── Stored data ──
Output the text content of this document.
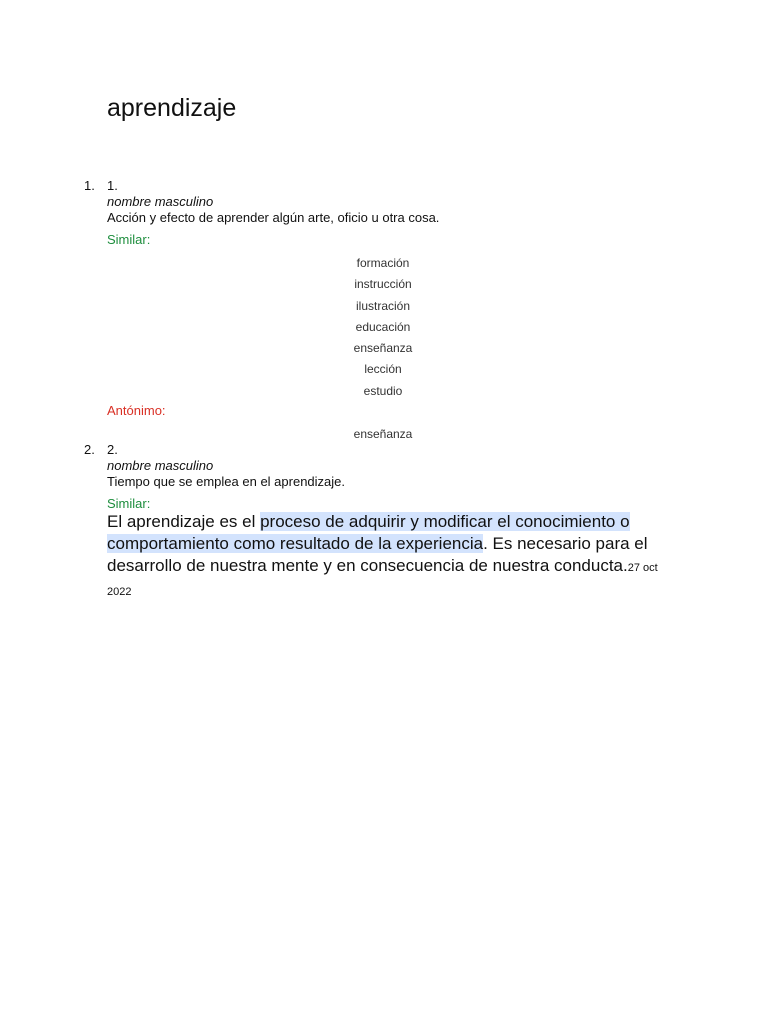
aprendizaje
1. 1.
nombre masculino
Acción y efecto de aprender algún arte, oficio u otra cosa.
Similar:
formación
instrucción
ilustración
educación
enseñanza
lección
estudio
Antónimo:
enseñanza
2. 2.
nombre masculino
Tiempo que se emplea en el aprendizaje.
Similar:
El aprendizaje es el proceso de adquirir y modificar el conocimiento o comportamiento como resultado de la experiencia. Es necesario para el desarrollo de nuestra mente y en consecuencia de nuestra conducta.27 oct 2022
───
Your copy of the data should match it exactly, except that pictures are left out.

Reply to the exercise.
Output the text content of this document.
aprendizaje
1. 1.
nombre masculino
Acción y efecto de aprender algún arte, oficio u otra cosa.
Similar:
formación
instrucción
ilustración
educación
enseñanza
lección
estudio
Antónimo:
enseñanza
2. 2.
nombre masculino
Tiempo que se emplea en el aprendizaje.
Similar:
El aprendizaje es el proceso de adquirir y modificar el conocimiento o comportamiento como resultado de la experiencia. Es necesario para el desarrollo de nuestra mente y en consecuencia de nuestra conducta.27 oct 2022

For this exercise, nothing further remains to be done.